### What to produce
In the entries, find all lines that hold the word "Daily" and copy them.

### Data to use
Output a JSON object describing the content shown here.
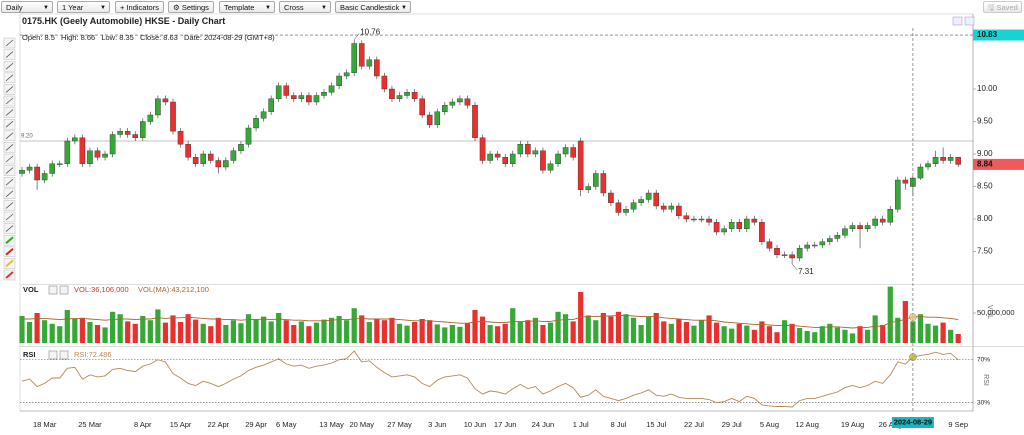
{
  "toolbar": {
    "interval": "Daily",
    "range": "1 Year",
    "indicators": "+ Indicators",
    "settings": "Settings",
    "template": "Template",
    "cursor": "Cross",
    "chart_style": "Basic Candlestick",
    "saved": "Saved"
  },
  "chart_data": {
    "type": "candlestick",
    "title": "0175.HK (Geely Automobile) HKSE - Daily Chart",
    "readout": {
      "open": "Open:",
      "high": "High:",
      "low": "Low:",
      "close": "Close:",
      "date_label": "Date:",
      "date": "2024-08-29 (GMT+8)"
    },
    "categories": [
      null,
      null,
      null,
      "18 Mar",
      null,
      null,
      null,
      null,
      null,
      "25 Mar",
      null,
      null,
      null,
      null,
      null,
      null,
      "8 Apr",
      null,
      null,
      null,
      null,
      "15 Apr",
      null,
      null,
      null,
      null,
      "22 Apr",
      null,
      null,
      null,
      null,
      "29 Apr",
      null,
      null,
      null,
      "6 May",
      null,
      null,
      null,
      null,
      null,
      "13 May",
      null,
      null,
      null,
      "20 May",
      null,
      null,
      null,
      null,
      "27 May",
      null,
      null,
      null,
      null,
      "3 Jun",
      null,
      null,
      null,
      null,
      "10 Jun",
      null,
      null,
      null,
      "17 Jun",
      null,
      null,
      null,
      null,
      "24 Jun",
      null,
      null,
      null,
      null,
      "1 Jul",
      null,
      null,
      null,
      null,
      "8 Jul",
      null,
      null,
      null,
      null,
      "15 Jul",
      null,
      null,
      null,
      null,
      "22 Jul",
      null,
      null,
      null,
      null,
      "29 Jul",
      null,
      null,
      null,
      null,
      "5 Aug",
      null,
      null,
      null,
      null,
      "12 Aug",
      null,
      null,
      null,
      null,
      null,
      "19 Aug",
      null,
      null,
      null,
      null,
      "26 Aug",
      null,
      null,
      null,
      null,
      null,
      null,
      null,
      null,
      "9 Sep"
    ],
    "open": [
      8.7,
      8.75,
      8.8,
      8.6,
      8.7,
      8.85,
      8.85,
      9.2,
      9.25,
      8.85,
      9.05,
      8.95,
      9.0,
      9.3,
      9.35,
      9.3,
      9.25,
      9.5,
      9.6,
      9.85,
      9.8,
      9.35,
      9.15,
      8.95,
      8.85,
      9.0,
      8.9,
      8.8,
      8.9,
      9.05,
      9.15,
      9.4,
      9.55,
      9.65,
      9.85,
      10.05,
      9.9,
      9.85,
      9.9,
      9.8,
      9.9,
      9.95,
      10.05,
      10.2,
      10.25,
      10.7,
      10.35,
      10.45,
      10.2,
      10.0,
      9.85,
      9.9,
      9.95,
      9.85,
      9.6,
      9.45,
      9.65,
      9.75,
      9.8,
      9.85,
      9.75,
      9.25,
      8.9,
      9.0,
      8.95,
      8.85,
      9.0,
      9.15,
      9.0,
      9.05,
      8.75,
      8.85,
      9.0,
      9.1,
      9.2,
      8.45,
      8.5,
      8.7,
      8.4,
      8.25,
      8.1,
      8.15,
      8.25,
      8.3,
      8.4,
      8.2,
      8.15,
      8.2,
      8.05,
      8.0,
      8.0,
      8.0,
      7.95,
      7.8,
      7.85,
      7.95,
      7.85,
      8.0,
      7.95,
      7.65,
      7.55,
      7.45,
      7.45,
      7.4,
      7.55,
      7.6,
      7.6,
      7.65,
      7.7,
      7.75,
      7.85,
      7.9,
      7.85,
      7.9,
      8.0,
      7.95,
      8.15,
      8.6,
      8.5,
      8.63,
      8.8,
      8.85,
      8.95,
      8.9,
      8.95
    ],
    "high": [
      8.8,
      8.85,
      8.85,
      8.75,
      8.9,
      8.9,
      9.25,
      9.3,
      9.3,
      9.1,
      9.1,
      9.05,
      9.35,
      9.4,
      9.4,
      9.35,
      9.55,
      9.65,
      9.9,
      9.9,
      9.85,
      9.4,
      9.2,
      9.0,
      9.05,
      9.05,
      8.95,
      8.95,
      9.1,
      9.2,
      9.45,
      9.6,
      9.7,
      9.9,
      10.1,
      10.1,
      9.95,
      9.95,
      9.95,
      9.95,
      10.0,
      10.1,
      10.25,
      10.3,
      10.76,
      10.75,
      10.5,
      10.5,
      10.25,
      10.05,
      9.95,
      10.0,
      10.0,
      9.9,
      9.65,
      9.7,
      9.8,
      9.85,
      9.9,
      9.9,
      9.8,
      9.3,
      9.05,
      9.05,
      9.0,
      9.05,
      9.2,
      9.2,
      9.1,
      9.1,
      8.9,
      9.05,
      9.15,
      9.15,
      9.25,
      8.55,
      8.75,
      8.75,
      8.45,
      8.3,
      8.2,
      8.3,
      8.35,
      8.45,
      8.45,
      8.25,
      8.25,
      8.25,
      8.1,
      8.05,
      8.05,
      8.05,
      8.0,
      7.9,
      8.0,
      8.0,
      8.05,
      8.05,
      8.0,
      7.7,
      7.6,
      7.5,
      7.5,
      7.6,
      7.65,
      7.65,
      7.7,
      7.75,
      7.8,
      7.9,
      7.95,
      7.95,
      7.95,
      8.05,
      8.05,
      8.2,
      8.65,
      8.65,
      8.66,
      8.85,
      8.9,
      9.05,
      9.1,
      9.0,
      8.95
    ],
    "low": [
      8.65,
      8.7,
      8.45,
      8.55,
      8.65,
      8.8,
      8.8,
      9.15,
      8.8,
      8.8,
      8.9,
      8.9,
      8.95,
      9.25,
      9.25,
      9.2,
      9.2,
      9.45,
      9.55,
      9.75,
      9.3,
      9.1,
      8.9,
      8.8,
      8.8,
      8.85,
      8.7,
      8.75,
      8.85,
      9.0,
      9.1,
      9.35,
      9.5,
      9.6,
      9.8,
      9.85,
      9.8,
      9.8,
      9.75,
      9.75,
      9.85,
      9.9,
      10.0,
      10.15,
      10.2,
      10.3,
      10.3,
      10.15,
      9.95,
      9.8,
      9.8,
      9.85,
      9.8,
      9.55,
      9.4,
      9.4,
      9.6,
      9.7,
      9.75,
      9.7,
      9.2,
      8.85,
      8.85,
      8.9,
      8.8,
      8.8,
      8.95,
      8.95,
      8.95,
      8.7,
      8.7,
      8.8,
      8.95,
      8.9,
      8.35,
      8.4,
      8.45,
      8.35,
      8.2,
      8.05,
      8.05,
      8.1,
      8.2,
      8.25,
      8.15,
      8.1,
      8.1,
      8.0,
      7.95,
      7.95,
      7.95,
      7.9,
      7.75,
      7.75,
      7.8,
      7.8,
      7.8,
      7.9,
      7.6,
      7.5,
      7.4,
      7.4,
      7.31,
      7.35,
      7.5,
      7.55,
      7.55,
      7.6,
      7.65,
      7.7,
      7.8,
      7.55,
      7.8,
      7.85,
      7.9,
      7.9,
      8.1,
      8.45,
      8.35,
      8.6,
      8.75,
      8.8,
      8.85,
      8.85,
      8.8
    ],
    "close": [
      8.75,
      8.8,
      8.6,
      8.7,
      8.85,
      8.85,
      9.2,
      9.25,
      8.85,
      9.05,
      8.95,
      9.0,
      9.3,
      9.35,
      9.3,
      9.25,
      9.5,
      9.6,
      9.85,
      9.8,
      9.35,
      9.15,
      8.95,
      8.85,
      9.0,
      8.9,
      8.8,
      8.9,
      9.05,
      9.15,
      9.4,
      9.55,
      9.65,
      9.85,
      10.05,
      9.9,
      9.85,
      9.9,
      9.8,
      9.9,
      9.95,
      10.05,
      10.2,
      10.25,
      10.7,
      10.35,
      10.45,
      10.2,
      10.0,
      9.85,
      9.9,
      9.95,
      9.85,
      9.6,
      9.45,
      9.65,
      9.75,
      9.8,
      9.85,
      9.75,
      9.25,
      8.9,
      9.0,
      8.95,
      8.85,
      9.0,
      9.15,
      9.0,
      9.05,
      8.75,
      8.85,
      9.0,
      9.1,
      8.95,
      8.45,
      8.5,
      8.7,
      8.4,
      8.25,
      8.1,
      8.15,
      8.25,
      8.3,
      8.4,
      8.2,
      8.15,
      8.2,
      8.05,
      8.0,
      8.0,
      8.0,
      7.95,
      7.8,
      7.85,
      7.95,
      7.85,
      8.0,
      7.95,
      7.65,
      7.55,
      7.45,
      7.45,
      7.4,
      7.55,
      7.6,
      7.6,
      7.65,
      7.7,
      7.75,
      7.85,
      7.9,
      7.85,
      7.9,
      8.0,
      7.95,
      8.15,
      8.6,
      8.55,
      8.63,
      8.8,
      8.85,
      8.95,
      8.9,
      8.95,
      8.84
    ],
    "up_color": "#35a835",
    "down_color": "#e8302e",
    "ylim": [
      7,
      11
    ],
    "yticks": [
      {
        "value": 7.5,
        "label": "7.50"
      },
      {
        "value": 8,
        "label": "8.00"
      },
      {
        "value": 8.5,
        "label": "8.50"
      },
      {
        "value": 9,
        "label": "9.00"
      },
      {
        "value": 9.5,
        "label": "9.50"
      },
      {
        "value": 10,
        "label": "10.00"
      }
    ],
    "reference_line": {
      "value": 9.2,
      "label": "9.20"
    },
    "crosshair": {
      "price": 10.83,
      "date": "2024-08-29"
    },
    "volume": {
      "name": "VOL",
      "readout": "VOL:36,106,000",
      "ma_readout": "VOL(MA):43,212,100",
      "ma_color": "#a5682a",
      "ylim": [
        0,
        95000000
      ],
      "yticks": [
        {
          "value": 50000000,
          "label": "50,000,000"
        }
      ],
      "values": [
        45000000.0,
        35000000.0,
        50000000.0,
        38000000.0,
        32000000.0,
        28000000.0,
        55000000.0,
        40000000.0,
        42000000.0,
        35000000.0,
        30000000.0,
        26000000.0,
        52000000.0,
        48000000.0,
        36000000.0,
        32000000.0,
        45000000.0,
        38000000.0,
        56000000.0,
        34000000.0,
        46000000.0,
        35000000.0,
        48000000.0,
        39000000.0,
        32000000.0,
        28000000.0,
        42000000.0,
        30000000.0,
        38000000.0,
        33000000.0,
        48000000.0,
        40000000.0,
        44000000.0,
        36000000.0,
        50000000.0,
        38000000.0,
        30000000.0,
        36000000.0,
        28000000.0,
        34000000.0,
        39000000.0,
        42000000.0,
        45000000.0,
        38000000.0,
        58000000.0,
        46000000.0,
        35000000.0,
        40000000.0,
        38000000.0,
        42000000.0,
        32000000.0,
        29000000.0,
        35000000.0,
        40000000.0,
        38000000.0,
        31000000.0,
        26000000.0,
        30000000.0,
        27000000.0,
        33000000.0,
        55000000.0,
        44000000.0,
        30000000.0,
        28000000.0,
        32000000.0,
        58000000.0,
        35000000.0,
        38000000.0,
        42000000.0,
        30000000.0,
        34000000.0,
        52000000.0,
        48000000.0,
        36000000.0,
        85000000.0,
        46000000.0,
        38000000.0,
        50000000.0,
        44000000.0,
        52000000.0,
        48000000.0,
        42000000.0,
        30000000.0,
        44000000.0,
        50000000.0,
        36000000.0,
        32000000.0,
        40000000.0,
        35000000.0,
        29000000.0,
        38000000.0,
        46000000.0,
        34000000.0,
        28000000.0,
        24000000.0,
        32000000.0,
        29000000.0,
        22000000.0,
        36000000.0,
        28000000.0,
        18000000.0,
        38000000.0,
        32000000.0,
        25000000.0,
        20000000.0,
        18000000.0,
        28000000.0,
        32000000.0,
        26000000.0,
        22000000.0,
        16000000.0,
        28000000.0,
        22000000.0,
        46000000.0,
        30000000.0,
        94000000.0,
        42000000.0,
        70000000.0,
        36106000.0,
        48000000.0,
        32000000.0,
        29000000.0,
        34000000.0,
        22000000.0,
        15000000.0
      ],
      "ma": [
        40000000.0,
        40000000.0,
        41000000.0,
        41000000.0,
        40000000.0,
        39000000.0,
        40000000.0,
        41000000.0,
        41000000.0,
        40000000.0,
        39000000.0,
        38000000.0,
        39000000.0,
        40000000.0,
        40000000.0,
        39000000.0,
        40000000.0,
        40000000.0,
        42000000.0,
        41000000.0,
        42000000.0,
        42000000.0,
        43000000.0,
        42000000.0,
        41000000.0,
        40000000.0,
        40000000.0,
        39000000.0,
        39000000.0,
        38000000.0,
        39000000.0,
        39000000.0,
        40000000.0,
        39000000.0,
        40000000.0,
        39000000.0,
        38000000.0,
        38000000.0,
        37000000.0,
        37000000.0,
        37000000.0,
        38000000.0,
        39000000.0,
        39000000.0,
        40000000.0,
        41000000.0,
        40000000.0,
        40000000.0,
        40000000.0,
        40000000.0,
        39000000.0,
        38000000.0,
        37000000.0,
        37000000.0,
        37000000.0,
        36000000.0,
        35000000.0,
        34000000.0,
        33000000.0,
        33000000.0,
        35000000.0,
        36000000.0,
        35000000.0,
        34000000.0,
        34000000.0,
        36000000.0,
        36000000.0,
        36000000.0,
        37000000.0,
        36000000.0,
        36000000.0,
        38000000.0,
        39000000.0,
        39000000.0,
        43000000.0,
        44000000.0,
        44000000.0,
        45000000.0,
        45000000.0,
        46000000.0,
        46000000.0,
        45000000.0,
        44000000.0,
        44000000.0,
        44000000.0,
        42000000.0,
        41000000.0,
        40000000.0,
        39000000.0,
        38000000.0,
        38000000.0,
        38000000.0,
        37000000.0,
        35000000.0,
        34000000.0,
        33000000.0,
        32000000.0,
        31000000.0,
        31000000.0,
        30000000.0,
        29000000.0,
        29000000.0,
        29000000.0,
        28000000.0,
        27000000.0,
        26000000.0,
        26000000.0,
        27000000.0,
        27000000.0,
        26000000.0,
        25000000.0,
        26000000.0,
        26000000.0,
        28000000.0,
        28000000.0,
        34000000.0,
        36000000.0,
        40000000.0,
        43212100.0,
        44000000.0,
        43000000.0,
        43000000.0,
        42000000.0,
        41000000.0,
        39000000.0
      ]
    },
    "rsi": {
      "name": "RSI",
      "readout": "RSI:72.486",
      "color": "#b58a55",
      "ylim": [
        26,
        80
      ],
      "yticks": [
        {
          "value": 30,
          "label": "30%"
        },
        {
          "value": 70,
          "label": "70%"
        }
      ],
      "values": [
        50,
        52,
        45,
        48,
        53,
        53,
        62,
        63,
        52,
        56,
        54,
        55,
        61,
        62,
        60,
        59,
        64,
        66,
        70,
        68,
        57,
        53,
        48,
        46,
        50,
        48,
        45,
        48,
        52,
        55,
        60,
        63,
        65,
        68,
        71,
        66,
        64,
        65,
        62,
        64,
        65,
        67,
        70,
        71,
        78,
        68,
        69,
        63,
        58,
        54,
        55,
        56,
        54,
        48,
        45,
        51,
        54,
        55,
        56,
        53,
        43,
        38,
        41,
        40,
        38,
        43,
        47,
        43,
        45,
        38,
        41,
        45,
        48,
        44,
        35,
        37,
        42,
        36,
        34,
        32,
        34,
        37,
        39,
        42,
        37,
        36,
        38,
        35,
        34,
        34,
        34,
        33,
        30,
        31,
        34,
        31,
        36,
        34,
        28,
        27,
        26.5,
        26.5,
        26,
        32,
        34,
        34,
        36,
        38,
        40,
        44,
        46,
        44,
        46,
        50,
        48,
        56,
        68,
        66,
        72.486,
        74,
        75,
        77,
        75,
        76,
        70
      ]
    }
  }
}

### Answer
    "interval": "Daily",
    "title": "0175.HK (Geely Automobile) HKSE - Daily Chart",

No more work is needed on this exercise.